### TASK INSTRUCTIONS
Would you please set down the data again exactly as given, excluding the pictures?

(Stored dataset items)

────────────────

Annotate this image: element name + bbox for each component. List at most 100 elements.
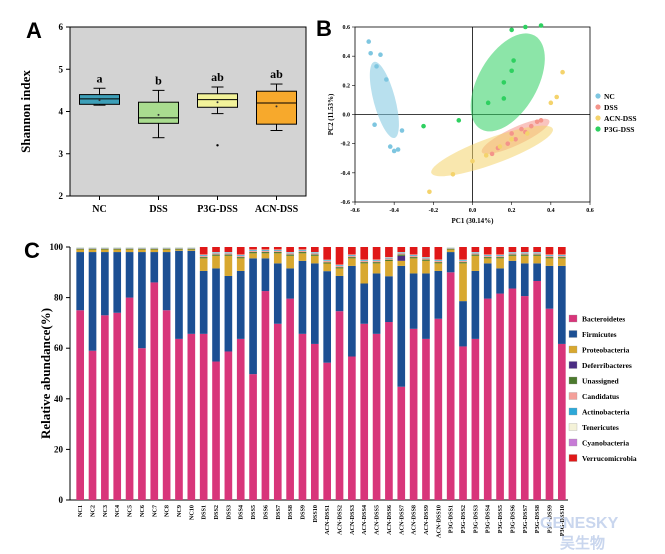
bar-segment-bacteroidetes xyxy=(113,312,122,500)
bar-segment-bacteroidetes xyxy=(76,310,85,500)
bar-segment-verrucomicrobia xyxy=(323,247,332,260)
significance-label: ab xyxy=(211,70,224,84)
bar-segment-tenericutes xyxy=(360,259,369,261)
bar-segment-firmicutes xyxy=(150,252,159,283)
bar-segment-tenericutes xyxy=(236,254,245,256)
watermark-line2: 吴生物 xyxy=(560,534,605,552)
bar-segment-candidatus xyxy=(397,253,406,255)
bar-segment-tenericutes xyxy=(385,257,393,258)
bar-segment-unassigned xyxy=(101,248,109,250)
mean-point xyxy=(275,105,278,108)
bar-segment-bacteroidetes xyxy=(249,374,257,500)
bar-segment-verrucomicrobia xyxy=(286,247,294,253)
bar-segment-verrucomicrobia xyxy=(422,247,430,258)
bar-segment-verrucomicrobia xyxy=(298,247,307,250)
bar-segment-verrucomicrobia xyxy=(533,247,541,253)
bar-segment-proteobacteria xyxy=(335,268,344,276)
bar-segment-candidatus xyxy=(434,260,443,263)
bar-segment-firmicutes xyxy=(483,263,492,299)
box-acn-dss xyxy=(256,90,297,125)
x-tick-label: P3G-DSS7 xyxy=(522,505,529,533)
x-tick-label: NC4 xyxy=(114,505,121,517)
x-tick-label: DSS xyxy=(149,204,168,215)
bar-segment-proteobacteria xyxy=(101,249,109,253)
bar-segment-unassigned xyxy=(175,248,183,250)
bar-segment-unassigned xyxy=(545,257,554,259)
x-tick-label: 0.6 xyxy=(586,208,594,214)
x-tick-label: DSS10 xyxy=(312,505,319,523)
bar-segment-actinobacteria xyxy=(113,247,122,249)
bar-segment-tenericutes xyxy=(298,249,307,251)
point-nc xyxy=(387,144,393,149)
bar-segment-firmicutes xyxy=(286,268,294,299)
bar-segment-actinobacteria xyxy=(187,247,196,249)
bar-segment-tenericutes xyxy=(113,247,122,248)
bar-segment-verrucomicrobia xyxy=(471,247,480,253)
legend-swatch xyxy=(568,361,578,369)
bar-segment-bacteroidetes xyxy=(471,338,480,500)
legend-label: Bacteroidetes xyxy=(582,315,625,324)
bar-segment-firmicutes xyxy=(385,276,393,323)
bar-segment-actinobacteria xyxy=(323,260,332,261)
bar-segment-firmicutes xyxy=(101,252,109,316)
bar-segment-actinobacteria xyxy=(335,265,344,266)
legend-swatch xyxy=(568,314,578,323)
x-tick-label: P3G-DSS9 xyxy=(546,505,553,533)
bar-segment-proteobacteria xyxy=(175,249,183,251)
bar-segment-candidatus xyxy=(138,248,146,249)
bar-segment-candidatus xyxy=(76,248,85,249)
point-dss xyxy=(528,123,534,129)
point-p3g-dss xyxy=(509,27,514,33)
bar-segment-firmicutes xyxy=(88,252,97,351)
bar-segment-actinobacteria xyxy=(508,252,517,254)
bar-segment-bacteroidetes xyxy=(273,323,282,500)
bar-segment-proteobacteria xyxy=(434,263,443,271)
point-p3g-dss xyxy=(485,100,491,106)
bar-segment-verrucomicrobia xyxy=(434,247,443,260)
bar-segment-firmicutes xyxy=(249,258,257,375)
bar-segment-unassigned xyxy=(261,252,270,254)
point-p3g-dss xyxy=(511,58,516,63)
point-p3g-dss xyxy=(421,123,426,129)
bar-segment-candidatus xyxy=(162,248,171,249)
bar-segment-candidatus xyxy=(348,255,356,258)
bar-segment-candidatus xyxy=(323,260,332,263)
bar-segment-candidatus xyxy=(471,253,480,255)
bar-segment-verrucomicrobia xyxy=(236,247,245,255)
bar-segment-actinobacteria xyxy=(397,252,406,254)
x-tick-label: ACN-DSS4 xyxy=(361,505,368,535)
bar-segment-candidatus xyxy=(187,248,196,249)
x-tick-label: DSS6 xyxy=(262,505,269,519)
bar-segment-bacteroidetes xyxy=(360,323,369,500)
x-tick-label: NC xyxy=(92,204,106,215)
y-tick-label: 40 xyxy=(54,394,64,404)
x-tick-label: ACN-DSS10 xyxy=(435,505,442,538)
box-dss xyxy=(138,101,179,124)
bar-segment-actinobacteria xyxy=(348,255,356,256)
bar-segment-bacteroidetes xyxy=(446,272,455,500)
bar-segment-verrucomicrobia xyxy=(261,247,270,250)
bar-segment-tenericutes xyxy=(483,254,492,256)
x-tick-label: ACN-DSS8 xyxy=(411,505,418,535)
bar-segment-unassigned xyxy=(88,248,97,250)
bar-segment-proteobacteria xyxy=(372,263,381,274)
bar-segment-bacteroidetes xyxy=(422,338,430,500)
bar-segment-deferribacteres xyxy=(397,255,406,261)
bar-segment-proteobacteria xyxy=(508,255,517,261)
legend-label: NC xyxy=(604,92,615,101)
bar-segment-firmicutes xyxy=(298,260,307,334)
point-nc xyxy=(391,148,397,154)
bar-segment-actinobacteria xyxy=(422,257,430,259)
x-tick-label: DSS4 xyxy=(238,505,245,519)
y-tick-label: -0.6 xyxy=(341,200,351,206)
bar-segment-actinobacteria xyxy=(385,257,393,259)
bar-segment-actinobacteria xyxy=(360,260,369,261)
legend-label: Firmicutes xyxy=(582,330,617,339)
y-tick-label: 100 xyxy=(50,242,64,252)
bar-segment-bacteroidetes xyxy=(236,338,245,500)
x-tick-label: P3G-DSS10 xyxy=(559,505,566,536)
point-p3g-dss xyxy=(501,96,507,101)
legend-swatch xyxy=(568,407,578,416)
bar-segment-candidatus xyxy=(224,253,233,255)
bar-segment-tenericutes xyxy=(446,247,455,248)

────────────────

### SOLUTION BELOW
Annotate this image: element name + bbox for each component. List at most 100 elements.
bar-segment-bacteroidetes xyxy=(113,312,122,500)
bar-segment-bacteroidetes xyxy=(76,310,85,500)
bar-segment-verrucomicrobia xyxy=(323,247,332,260)
significance-label: ab xyxy=(211,70,224,84)
bar-segment-tenericutes xyxy=(360,259,369,261)
bar-segment-firmicutes xyxy=(150,252,159,283)
bar-segment-tenericutes xyxy=(236,254,245,256)
watermark-line2: 吴生物 xyxy=(560,534,605,552)
bar-segment-candidatus xyxy=(397,253,406,255)
bar-segment-tenericutes xyxy=(385,257,393,258)
bar-segment-unassigned xyxy=(101,248,109,250)
mean-point xyxy=(275,105,278,108)
bar-segment-bacteroidetes xyxy=(249,374,257,500)
bar-segment-verrucomicrobia xyxy=(286,247,294,253)
bar-segment-verrucomicrobia xyxy=(422,247,430,258)
bar-segment-verrucomicrobia xyxy=(298,247,307,250)
bar-segment-verrucomicrobia xyxy=(533,247,541,253)
bar-segment-proteobacteria xyxy=(335,268,344,276)
bar-segment-candidatus xyxy=(434,260,443,263)
bar-segment-firmicutes xyxy=(483,263,492,299)
box-acn-dss xyxy=(256,90,297,125)
x-tick-label: P3G-DSS7 xyxy=(522,505,529,533)
x-tick-label: NC4 xyxy=(114,505,121,517)
x-tick-label: DSS xyxy=(149,204,168,215)
bar-segment-proteobacteria xyxy=(101,249,109,253)
bar-segment-unassigned xyxy=(175,248,183,250)
bar-segment-unassigned xyxy=(545,257,554,259)
x-tick-label: 0.6 xyxy=(586,208,594,214)
x-tick-label: DSS10 xyxy=(312,505,319,523)
bar-segment-actinobacteria xyxy=(113,247,122,249)
bar-segment-tenericutes xyxy=(298,249,307,251)
point-nc xyxy=(387,144,393,149)
bar-segment-firmicutes xyxy=(286,268,294,299)
bar-segment-actinobacteria xyxy=(187,247,196,249)
bar-segment-tenericutes xyxy=(113,247,122,248)
bar-segment-verrucomicrobia xyxy=(471,247,480,253)
legend-swatch xyxy=(568,361,578,369)
bar-segment-bacteroidetes xyxy=(471,338,480,500)
legend-label: Bacteroidetes xyxy=(582,315,625,324)
bar-segment-firmicutes xyxy=(385,276,393,323)
bar-segment-actinobacteria xyxy=(323,260,332,261)
bar-segment-firmicutes xyxy=(101,252,109,316)
bar-segment-actinobacteria xyxy=(335,265,344,266)
legend-swatch xyxy=(568,314,578,323)
x-tick-label: P3G-DSS9 xyxy=(546,505,553,533)
bar-segment-proteobacteria xyxy=(175,249,183,251)
bar-segment-candidatus xyxy=(138,248,146,249)
bar-segment-candidatus xyxy=(76,248,85,249)
point-dss xyxy=(528,123,534,129)
point-p3g-dss xyxy=(509,27,514,33)
bar-segment-firmicutes xyxy=(88,252,97,351)
bar-segment-actinobacteria xyxy=(508,252,517,254)
bar-segment-bacteroidetes xyxy=(273,323,282,500)
bar-segment-proteobacteria xyxy=(434,263,443,271)
point-p3g-dss xyxy=(485,100,491,106)
bar-segment-verrucomicrobia xyxy=(434,247,443,260)
bar-segment-firmicutes xyxy=(249,258,257,375)
bar-segment-unassigned xyxy=(261,252,270,254)
point-p3g-dss xyxy=(511,58,516,63)
point-p3g-dss xyxy=(421,123,426,129)
bar-segment-candidatus xyxy=(162,248,171,249)
bar-segment-candidatus xyxy=(348,255,356,258)
bar-segment-candidatus xyxy=(323,260,332,263)
bar-segment-candidatus xyxy=(471,253,480,255)
bar-segment-verrucomicrobia xyxy=(236,247,245,255)
bar-segment-actinobacteria xyxy=(397,252,406,254)
x-tick-label: ACN-DSS4 xyxy=(361,505,368,535)
bar-segment-candidatus xyxy=(187,248,196,249)
x-tick-label: DSS6 xyxy=(262,505,269,519)
bar-segment-bacteroidetes xyxy=(360,323,369,500)
x-tick-label: NC xyxy=(92,204,106,215)
y-tick-label: 40 xyxy=(54,394,64,404)
x-tick-label: ACN-DSS10 xyxy=(435,505,442,538)
box-dss xyxy=(138,101,179,124)
bar-segment-actinobacteria xyxy=(348,255,356,256)
bar-segment-bacteroidetes xyxy=(446,272,455,500)
bar-segment-verrucomicrobia xyxy=(261,247,270,250)
bar-segment-tenericutes xyxy=(483,254,492,256)
x-tick-label: ACN-DSS8 xyxy=(411,505,418,535)
bar-segment-unassigned xyxy=(88,248,97,250)
bar-segment-proteobacteria xyxy=(372,263,381,274)
bar-segment-bacteroidetes xyxy=(422,338,430,500)
bar-segment-deferribacteres xyxy=(397,255,406,261)
bar-segment-proteobacteria xyxy=(508,255,517,261)
legend-label: NC xyxy=(604,92,615,101)
bar-segment-firmicutes xyxy=(298,260,307,334)
point-nc xyxy=(391,148,397,154)
bar-segment-actinobacteria xyxy=(422,257,430,259)
x-tick-label: DSS4 xyxy=(238,505,245,519)
y-tick-label: -0.6 xyxy=(341,200,351,206)
bar-segment-actinobacteria xyxy=(385,257,393,259)
bar-segment-actinobacteria xyxy=(360,260,369,261)
legend-label: Firmicutes xyxy=(582,330,617,339)
y-tick-label: 100 xyxy=(50,242,64,252)
bar-segment-bacteroidetes xyxy=(236,338,245,500)
x-tick-label: P3G-DSS10 xyxy=(559,505,566,536)
point-p3g-dss xyxy=(501,96,507,101)
legend-swatch xyxy=(568,407,578,416)
bar-segment-candidatus xyxy=(224,253,233,255)
bar-segment-tenericutes xyxy=(446,247,455,248)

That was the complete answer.